> **WHAT THE EXERCISE ASKS**: Pictures stay out of the copy; set down each line of the listing below exactly.

## BEGIN

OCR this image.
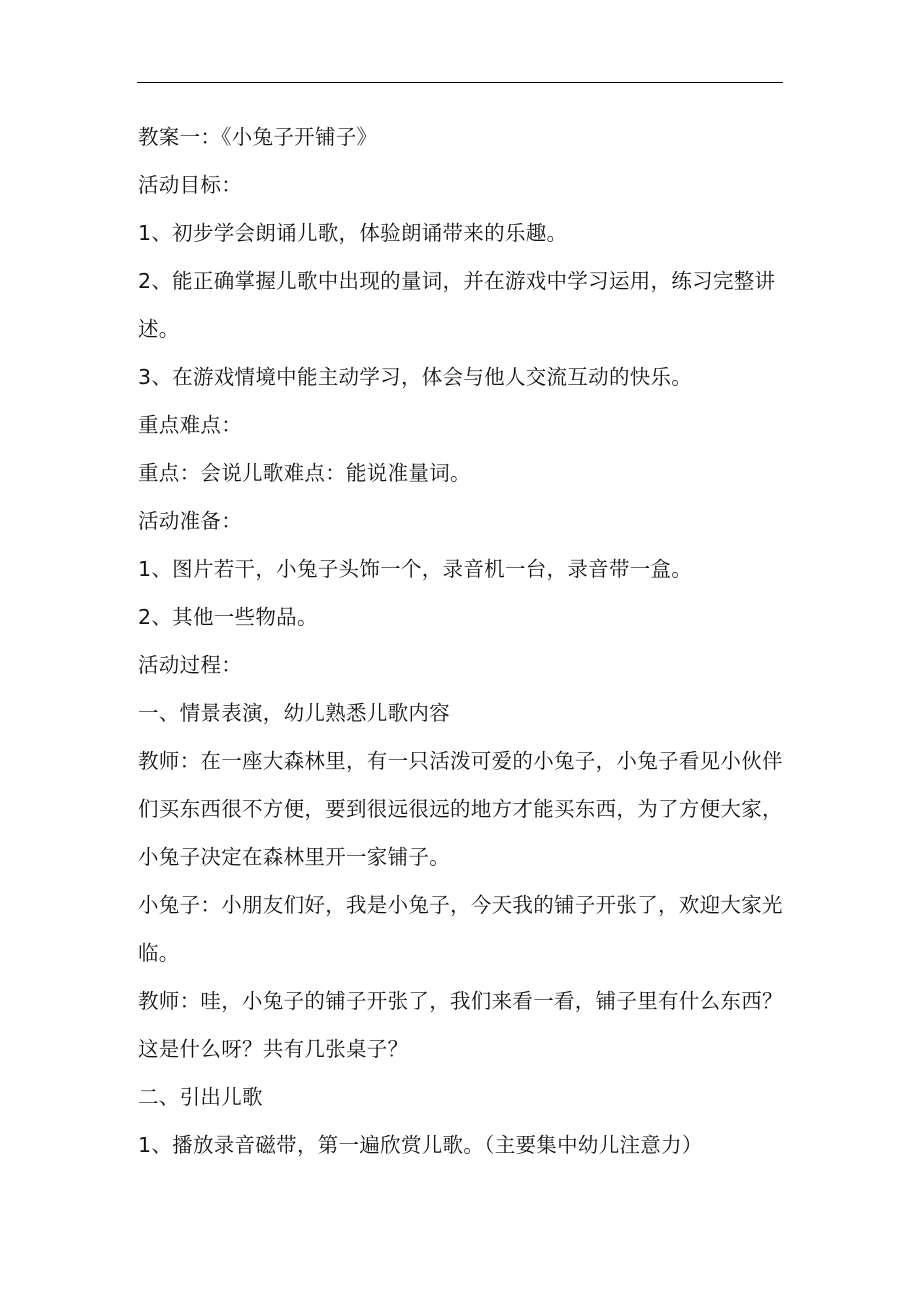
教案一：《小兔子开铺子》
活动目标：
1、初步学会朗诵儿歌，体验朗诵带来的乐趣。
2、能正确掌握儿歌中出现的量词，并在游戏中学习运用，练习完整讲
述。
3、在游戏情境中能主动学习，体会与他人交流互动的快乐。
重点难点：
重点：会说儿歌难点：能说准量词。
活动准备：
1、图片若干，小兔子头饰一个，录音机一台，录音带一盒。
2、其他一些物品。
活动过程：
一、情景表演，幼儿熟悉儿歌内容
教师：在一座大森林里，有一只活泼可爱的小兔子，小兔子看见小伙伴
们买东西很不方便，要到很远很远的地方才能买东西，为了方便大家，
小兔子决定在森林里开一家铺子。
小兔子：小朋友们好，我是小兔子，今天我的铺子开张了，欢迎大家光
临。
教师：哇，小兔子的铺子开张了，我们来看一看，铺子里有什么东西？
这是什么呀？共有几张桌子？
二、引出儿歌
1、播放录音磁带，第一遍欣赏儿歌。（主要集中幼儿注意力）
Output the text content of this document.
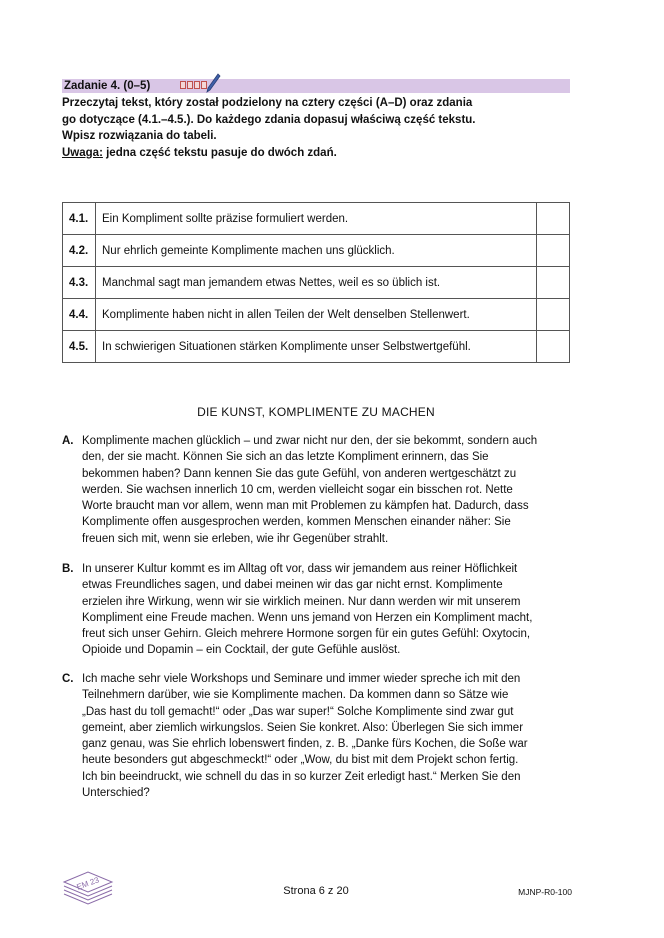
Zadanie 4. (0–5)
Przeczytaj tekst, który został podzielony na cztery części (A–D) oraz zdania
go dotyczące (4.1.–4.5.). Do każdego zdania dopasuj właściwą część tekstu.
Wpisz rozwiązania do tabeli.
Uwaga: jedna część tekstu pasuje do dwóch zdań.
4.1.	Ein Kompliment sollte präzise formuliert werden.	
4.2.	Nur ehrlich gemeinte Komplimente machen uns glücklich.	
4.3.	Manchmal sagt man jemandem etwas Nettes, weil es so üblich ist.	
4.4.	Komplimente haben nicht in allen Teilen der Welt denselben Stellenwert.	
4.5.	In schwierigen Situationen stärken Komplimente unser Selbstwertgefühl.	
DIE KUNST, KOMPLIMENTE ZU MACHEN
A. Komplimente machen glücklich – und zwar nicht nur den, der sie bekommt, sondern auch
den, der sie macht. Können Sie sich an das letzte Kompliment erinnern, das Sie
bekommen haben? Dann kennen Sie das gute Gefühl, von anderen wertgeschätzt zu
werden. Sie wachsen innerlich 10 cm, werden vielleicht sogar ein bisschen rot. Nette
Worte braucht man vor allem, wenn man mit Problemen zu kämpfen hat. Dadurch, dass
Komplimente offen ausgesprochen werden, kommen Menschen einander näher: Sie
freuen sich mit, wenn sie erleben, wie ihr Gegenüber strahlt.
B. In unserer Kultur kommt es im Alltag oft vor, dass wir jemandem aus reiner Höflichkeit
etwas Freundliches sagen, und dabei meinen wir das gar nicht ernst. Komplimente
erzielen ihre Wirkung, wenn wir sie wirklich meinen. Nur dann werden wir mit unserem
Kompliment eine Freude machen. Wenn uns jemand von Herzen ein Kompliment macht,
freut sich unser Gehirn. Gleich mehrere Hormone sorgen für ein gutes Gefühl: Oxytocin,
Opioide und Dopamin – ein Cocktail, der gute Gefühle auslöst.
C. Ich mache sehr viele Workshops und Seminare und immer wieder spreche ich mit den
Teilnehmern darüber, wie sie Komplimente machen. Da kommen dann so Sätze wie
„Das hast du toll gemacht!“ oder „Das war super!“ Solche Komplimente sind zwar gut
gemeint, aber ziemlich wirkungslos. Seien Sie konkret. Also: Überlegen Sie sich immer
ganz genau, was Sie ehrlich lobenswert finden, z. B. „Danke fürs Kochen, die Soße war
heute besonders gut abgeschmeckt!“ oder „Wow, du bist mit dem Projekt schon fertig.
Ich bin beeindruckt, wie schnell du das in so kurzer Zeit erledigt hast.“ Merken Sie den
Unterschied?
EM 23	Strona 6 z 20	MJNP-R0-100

## END

> **WRITTEN SOLUTION**:
OCR this image.
教案一：《小兔子开铺子》
活动目标：
1、初步学会朗诵儿歌，体验朗诵带来的乐趣。
2、能正确掌握儿歌中出现的量词，并在游戏中学习运用，练习完整讲
述。
3、在游戏情境中能主动学习，体会与他人交流互动的快乐。
重点难点：
重点：会说儿歌难点：能说准量词。
活动准备：
1、图片若干，小兔子头饰一个，录音机一台，录音带一盒。
2、其他一些物品。
活动过程：
一、情景表演，幼儿熟悉儿歌内容
教师：在一座大森林里，有一只活泼可爱的小兔子，小兔子看见小伙伴
们买东西很不方便，要到很远很远的地方才能买东西，为了方便大家，
小兔子决定在森林里开一家铺子。
小兔子：小朋友们好，我是小兔子，今天我的铺子开张了，欢迎大家光
临。
教师：哇，小兔子的铺子开张了，我们来看一看，铺子里有什么东西？
这是什么呀？共有几张桌子？
二、引出儿歌
1、播放录音磁带，第一遍欣赏儿歌。（主要集中幼儿注意力）
Output the text content of this document.
Zadanie 4. (0–5)
Przeczytaj tekst, który został podzielony na cztery części (A–D) oraz zdania
go dotyczące (4.1.–4.5.). Do każdego zdania dopasuj właściwą część tekstu.
Wpisz rozwiązania do tabeli.
Uwaga: jedna część tekstu pasuje do dwóch zdań.
4.1.	Ein Kompliment sollte präzise formuliert werden.	
4.2.	Nur ehrlich gemeinte Komplimente machen uns glücklich.	
4.3.	Manchmal sagt man jemandem etwas Nettes, weil es so üblich ist.	
4.4.	Komplimente haben nicht in allen Teilen der Welt denselben Stellenwert.	
4.5.	In schwierigen Situationen stärken Komplimente unser Selbstwertgefühl.	
DIE KUNST, KOMPLIMENTE ZU MACHEN
A. Komplimente machen glücklich – und zwar nicht nur den, der sie bekommt, sondern auch
den, der sie macht. Können Sie sich an das letzte Kompliment erinnern, das Sie
bekommen haben? Dann kennen Sie das gute Gefühl, von anderen wertgeschätzt zu
werden. Sie wachsen innerlich 10 cm, werden vielleicht sogar ein bisschen rot. Nette
Worte braucht man vor allem, wenn man mit Problemen zu kämpfen hat. Dadurch, dass
Komplimente offen ausgesprochen werden, kommen Menschen einander näher: Sie
freuen sich mit, wenn sie erleben, wie ihr Gegenüber strahlt.
B. In unserer Kultur kommt es im Alltag oft vor, dass wir jemandem aus reiner Höflichkeit
etwas Freundliches sagen, und dabei meinen wir das gar nicht ernst. Komplimente
erzielen ihre Wirkung, wenn wir sie wirklich meinen. Nur dann werden wir mit unserem
Kompliment eine Freude machen. Wenn uns jemand von Herzen ein Kompliment macht,
freut sich unser Gehirn. Gleich mehrere Hormone sorgen für ein gutes Gefühl: Oxytocin,
Opioide und Dopamin – ein Cocktail, der gute Gefühle auslöst.
C. Ich mache sehr viele Workshops und Seminare und immer wieder spreche ich mit den
Teilnehmern darüber, wie sie Komplimente machen. Da kommen dann so Sätze wie
„Das hast du toll gemacht!“ oder „Das war super!“ Solche Komplimente sind zwar gut
gemeint, aber ziemlich wirkungslos. Seien Sie konkret. Also: Überlegen Sie sich immer
ganz genau, was Sie ehrlich lobenswert finden, z. B. „Danke fürs Kochen, die Soße war
heute besonders gut abgeschmeckt!“ oder „Wow, du bist mit dem Projekt schon fertig.
Ich bin beeindruckt, wie schnell du das in so kurzer Zeit erledigt hast.“ Merken Sie den
Unterschied?
EM 23	Strona 6 z 20	MJNP-R0-100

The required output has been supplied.